--- start ---
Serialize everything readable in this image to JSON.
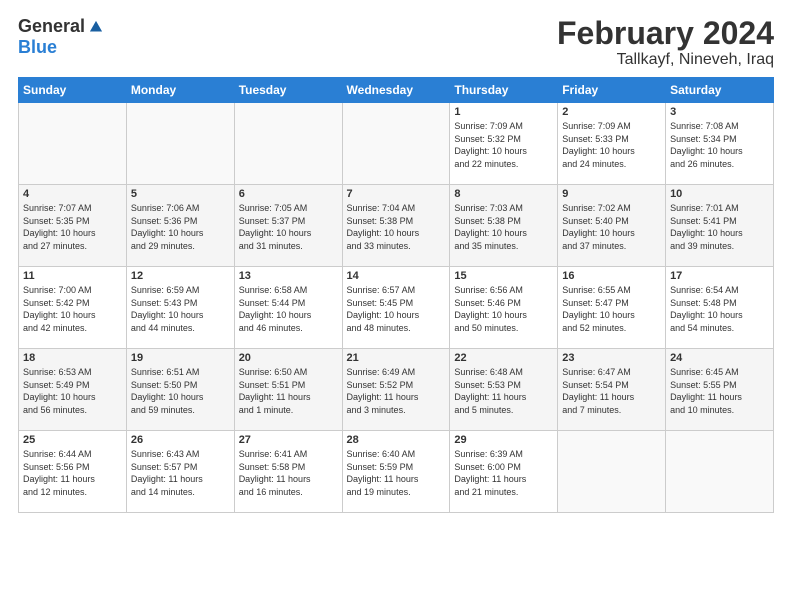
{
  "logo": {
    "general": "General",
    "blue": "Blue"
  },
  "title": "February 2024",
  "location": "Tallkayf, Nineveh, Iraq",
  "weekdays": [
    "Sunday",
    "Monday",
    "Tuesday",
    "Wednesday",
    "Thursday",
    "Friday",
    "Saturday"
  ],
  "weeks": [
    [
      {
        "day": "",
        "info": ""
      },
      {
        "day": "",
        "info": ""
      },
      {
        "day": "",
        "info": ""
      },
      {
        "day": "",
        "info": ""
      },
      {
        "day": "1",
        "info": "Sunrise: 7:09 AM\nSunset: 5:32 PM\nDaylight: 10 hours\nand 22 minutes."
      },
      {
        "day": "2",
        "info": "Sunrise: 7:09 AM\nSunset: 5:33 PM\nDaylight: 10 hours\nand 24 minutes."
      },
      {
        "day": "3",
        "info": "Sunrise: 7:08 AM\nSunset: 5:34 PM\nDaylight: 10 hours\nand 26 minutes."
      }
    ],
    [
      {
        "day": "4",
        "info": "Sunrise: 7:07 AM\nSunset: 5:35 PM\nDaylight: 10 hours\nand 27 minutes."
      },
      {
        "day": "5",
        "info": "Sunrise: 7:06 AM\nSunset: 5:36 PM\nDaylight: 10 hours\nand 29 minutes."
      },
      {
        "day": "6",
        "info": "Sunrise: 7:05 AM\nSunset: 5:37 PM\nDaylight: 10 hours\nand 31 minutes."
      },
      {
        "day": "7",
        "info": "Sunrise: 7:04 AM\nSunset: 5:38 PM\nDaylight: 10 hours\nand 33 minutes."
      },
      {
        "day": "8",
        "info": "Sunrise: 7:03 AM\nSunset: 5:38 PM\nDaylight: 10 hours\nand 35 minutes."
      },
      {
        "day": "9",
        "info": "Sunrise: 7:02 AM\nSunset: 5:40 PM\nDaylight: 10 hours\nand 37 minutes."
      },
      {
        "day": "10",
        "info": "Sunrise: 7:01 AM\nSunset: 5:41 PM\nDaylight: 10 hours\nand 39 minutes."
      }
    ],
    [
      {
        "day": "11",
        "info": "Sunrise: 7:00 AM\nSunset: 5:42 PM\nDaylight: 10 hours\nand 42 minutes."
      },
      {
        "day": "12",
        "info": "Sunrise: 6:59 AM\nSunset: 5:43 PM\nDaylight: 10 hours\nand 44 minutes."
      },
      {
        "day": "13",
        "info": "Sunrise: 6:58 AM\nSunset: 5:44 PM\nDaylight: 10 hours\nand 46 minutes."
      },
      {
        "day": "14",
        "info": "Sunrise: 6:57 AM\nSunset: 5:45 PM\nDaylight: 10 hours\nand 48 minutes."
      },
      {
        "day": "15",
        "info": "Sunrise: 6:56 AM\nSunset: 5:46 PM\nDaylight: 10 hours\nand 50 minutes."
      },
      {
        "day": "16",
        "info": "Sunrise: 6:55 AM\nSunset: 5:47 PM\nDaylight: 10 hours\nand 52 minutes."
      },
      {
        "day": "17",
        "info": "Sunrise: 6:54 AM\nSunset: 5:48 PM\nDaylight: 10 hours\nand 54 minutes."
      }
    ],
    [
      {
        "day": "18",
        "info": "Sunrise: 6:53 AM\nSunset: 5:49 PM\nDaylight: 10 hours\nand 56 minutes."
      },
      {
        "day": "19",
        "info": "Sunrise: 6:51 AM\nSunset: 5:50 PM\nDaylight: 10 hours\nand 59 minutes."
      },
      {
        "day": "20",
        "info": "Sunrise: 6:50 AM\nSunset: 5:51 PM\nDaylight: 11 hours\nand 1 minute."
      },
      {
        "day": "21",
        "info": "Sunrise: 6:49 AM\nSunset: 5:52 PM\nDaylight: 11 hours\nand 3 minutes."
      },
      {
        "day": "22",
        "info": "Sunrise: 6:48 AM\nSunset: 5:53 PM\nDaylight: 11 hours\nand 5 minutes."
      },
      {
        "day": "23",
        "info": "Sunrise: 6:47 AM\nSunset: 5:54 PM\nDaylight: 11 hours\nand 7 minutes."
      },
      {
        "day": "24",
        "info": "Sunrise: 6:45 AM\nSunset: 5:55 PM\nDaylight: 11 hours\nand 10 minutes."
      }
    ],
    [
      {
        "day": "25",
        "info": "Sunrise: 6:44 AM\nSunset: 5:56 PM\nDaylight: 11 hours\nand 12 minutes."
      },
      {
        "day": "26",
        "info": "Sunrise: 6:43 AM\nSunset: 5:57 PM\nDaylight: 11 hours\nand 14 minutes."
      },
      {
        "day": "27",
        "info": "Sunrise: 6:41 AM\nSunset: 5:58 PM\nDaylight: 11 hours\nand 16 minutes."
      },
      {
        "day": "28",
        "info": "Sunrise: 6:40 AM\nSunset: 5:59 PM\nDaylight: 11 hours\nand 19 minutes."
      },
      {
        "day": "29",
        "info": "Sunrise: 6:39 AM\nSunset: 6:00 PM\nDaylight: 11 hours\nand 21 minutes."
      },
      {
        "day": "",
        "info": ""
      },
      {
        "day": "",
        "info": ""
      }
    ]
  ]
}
--- end ---
:: What is asked ::
Every line is to be duplicated exactly, though pictures stay out.

:: Exercise result ::
Serialize everything readable in this image to JSON.
{
  "logo": {
    "general": "General",
    "blue": "Blue"
  },
  "title": "February 2024",
  "location": "Tallkayf, Nineveh, Iraq",
  "weekdays": [
    "Sunday",
    "Monday",
    "Tuesday",
    "Wednesday",
    "Thursday",
    "Friday",
    "Saturday"
  ],
  "weeks": [
    [
      {
        "day": "",
        "info": ""
      },
      {
        "day": "",
        "info": ""
      },
      {
        "day": "",
        "info": ""
      },
      {
        "day": "",
        "info": ""
      },
      {
        "day": "1",
        "info": "Sunrise: 7:09 AM\nSunset: 5:32 PM\nDaylight: 10 hours\nand 22 minutes."
      },
      {
        "day": "2",
        "info": "Sunrise: 7:09 AM\nSunset: 5:33 PM\nDaylight: 10 hours\nand 24 minutes."
      },
      {
        "day": "3",
        "info": "Sunrise: 7:08 AM\nSunset: 5:34 PM\nDaylight: 10 hours\nand 26 minutes."
      }
    ],
    [
      {
        "day": "4",
        "info": "Sunrise: 7:07 AM\nSunset: 5:35 PM\nDaylight: 10 hours\nand 27 minutes."
      },
      {
        "day": "5",
        "info": "Sunrise: 7:06 AM\nSunset: 5:36 PM\nDaylight: 10 hours\nand 29 minutes."
      },
      {
        "day": "6",
        "info": "Sunrise: 7:05 AM\nSunset: 5:37 PM\nDaylight: 10 hours\nand 31 minutes."
      },
      {
        "day": "7",
        "info": "Sunrise: 7:04 AM\nSunset: 5:38 PM\nDaylight: 10 hours\nand 33 minutes."
      },
      {
        "day": "8",
        "info": "Sunrise: 7:03 AM\nSunset: 5:38 PM\nDaylight: 10 hours\nand 35 minutes."
      },
      {
        "day": "9",
        "info": "Sunrise: 7:02 AM\nSunset: 5:40 PM\nDaylight: 10 hours\nand 37 minutes."
      },
      {
        "day": "10",
        "info": "Sunrise: 7:01 AM\nSunset: 5:41 PM\nDaylight: 10 hours\nand 39 minutes."
      }
    ],
    [
      {
        "day": "11",
        "info": "Sunrise: 7:00 AM\nSunset: 5:42 PM\nDaylight: 10 hours\nand 42 minutes."
      },
      {
        "day": "12",
        "info": "Sunrise: 6:59 AM\nSunset: 5:43 PM\nDaylight: 10 hours\nand 44 minutes."
      },
      {
        "day": "13",
        "info": "Sunrise: 6:58 AM\nSunset: 5:44 PM\nDaylight: 10 hours\nand 46 minutes."
      },
      {
        "day": "14",
        "info": "Sunrise: 6:57 AM\nSunset: 5:45 PM\nDaylight: 10 hours\nand 48 minutes."
      },
      {
        "day": "15",
        "info": "Sunrise: 6:56 AM\nSunset: 5:46 PM\nDaylight: 10 hours\nand 50 minutes."
      },
      {
        "day": "16",
        "info": "Sunrise: 6:55 AM\nSunset: 5:47 PM\nDaylight: 10 hours\nand 52 minutes."
      },
      {
        "day": "17",
        "info": "Sunrise: 6:54 AM\nSunset: 5:48 PM\nDaylight: 10 hours\nand 54 minutes."
      }
    ],
    [
      {
        "day": "18",
        "info": "Sunrise: 6:53 AM\nSunset: 5:49 PM\nDaylight: 10 hours\nand 56 minutes."
      },
      {
        "day": "19",
        "info": "Sunrise: 6:51 AM\nSunset: 5:50 PM\nDaylight: 10 hours\nand 59 minutes."
      },
      {
        "day": "20",
        "info": "Sunrise: 6:50 AM\nSunset: 5:51 PM\nDaylight: 11 hours\nand 1 minute."
      },
      {
        "day": "21",
        "info": "Sunrise: 6:49 AM\nSunset: 5:52 PM\nDaylight: 11 hours\nand 3 minutes."
      },
      {
        "day": "22",
        "info": "Sunrise: 6:48 AM\nSunset: 5:53 PM\nDaylight: 11 hours\nand 5 minutes."
      },
      {
        "day": "23",
        "info": "Sunrise: 6:47 AM\nSunset: 5:54 PM\nDaylight: 11 hours\nand 7 minutes."
      },
      {
        "day": "24",
        "info": "Sunrise: 6:45 AM\nSunset: 5:55 PM\nDaylight: 11 hours\nand 10 minutes."
      }
    ],
    [
      {
        "day": "25",
        "info": "Sunrise: 6:44 AM\nSunset: 5:56 PM\nDaylight: 11 hours\nand 12 minutes."
      },
      {
        "day": "26",
        "info": "Sunrise: 6:43 AM\nSunset: 5:57 PM\nDaylight: 11 hours\nand 14 minutes."
      },
      {
        "day": "27",
        "info": "Sunrise: 6:41 AM\nSunset: 5:58 PM\nDaylight: 11 hours\nand 16 minutes."
      },
      {
        "day": "28",
        "info": "Sunrise: 6:40 AM\nSunset: 5:59 PM\nDaylight: 11 hours\nand 19 minutes."
      },
      {
        "day": "29",
        "info": "Sunrise: 6:39 AM\nSunset: 6:00 PM\nDaylight: 11 hours\nand 21 minutes."
      },
      {
        "day": "",
        "info": ""
      },
      {
        "day": "",
        "info": ""
      }
    ]
  ]
}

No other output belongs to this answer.